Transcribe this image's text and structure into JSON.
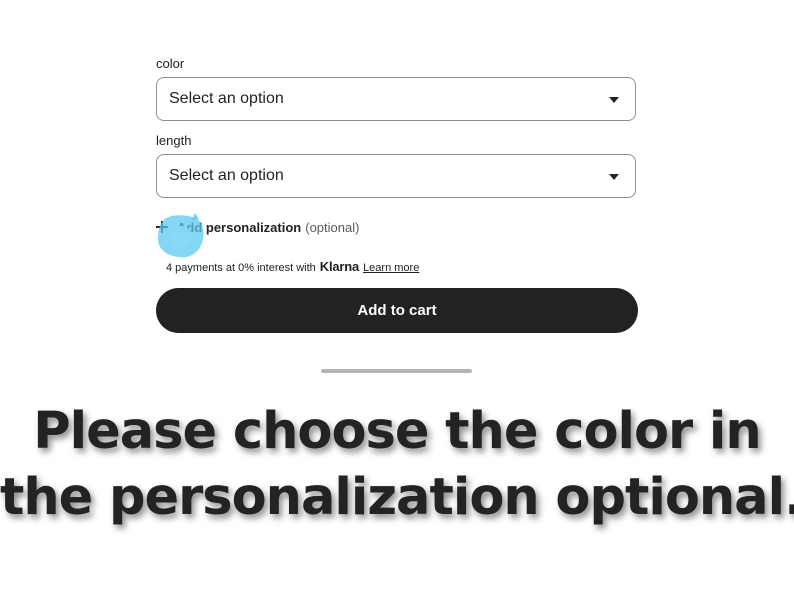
{
  "form": {
    "color": {
      "label": "color",
      "value": "Select an option"
    },
    "length": {
      "label": "length",
      "value": "Select an option"
    },
    "personalization": {
      "label": "Add personalization",
      "optional": "(optional)"
    },
    "financing": {
      "text": "4 payments at 0% interest with",
      "brand": "Klarna",
      "link": "Learn more"
    },
    "add_to_cart": "Add to cart"
  },
  "caption": {
    "line1": "Please choose the color in",
    "line2": "the personalization optional."
  },
  "icons": {
    "dropdown": "chevron-down-icon",
    "plus": "plus-icon",
    "tap": "tap-highlight-icon"
  },
  "colors": {
    "button_bg": "#222222",
    "button_text": "#ffffff",
    "border": "#8f8f8f",
    "tap_highlight": "#5ac8f0"
  }
}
┄┄┄┄┄┄┄┄┄┄
■ **Directions for this task**
Give the data again exactly as written, with all pictures left out.

■ **Written answer**
Transcribe this image's text and structure into JSON.
{
  "form": {
    "color": {
      "label": "color",
      "value": "Select an option"
    },
    "length": {
      "label": "length",
      "value": "Select an option"
    },
    "personalization": {
      "label": "Add personalization",
      "optional": "(optional)"
    },
    "financing": {
      "text": "4 payments at 0% interest with",
      "brand": "Klarna",
      "link": "Learn more"
    },
    "add_to_cart": "Add to cart"
  },
  "caption": {
    "line1": "Please choose the color in",
    "line2": "the personalization optional."
  },
  "icons": {
    "dropdown": "chevron-down-icon",
    "plus": "plus-icon",
    "tap": "tap-highlight-icon"
  },
  "colors": {
    "button_bg": "#222222",
    "button_text": "#ffffff",
    "border": "#8f8f8f",
    "tap_highlight": "#5ac8f0"
  }
}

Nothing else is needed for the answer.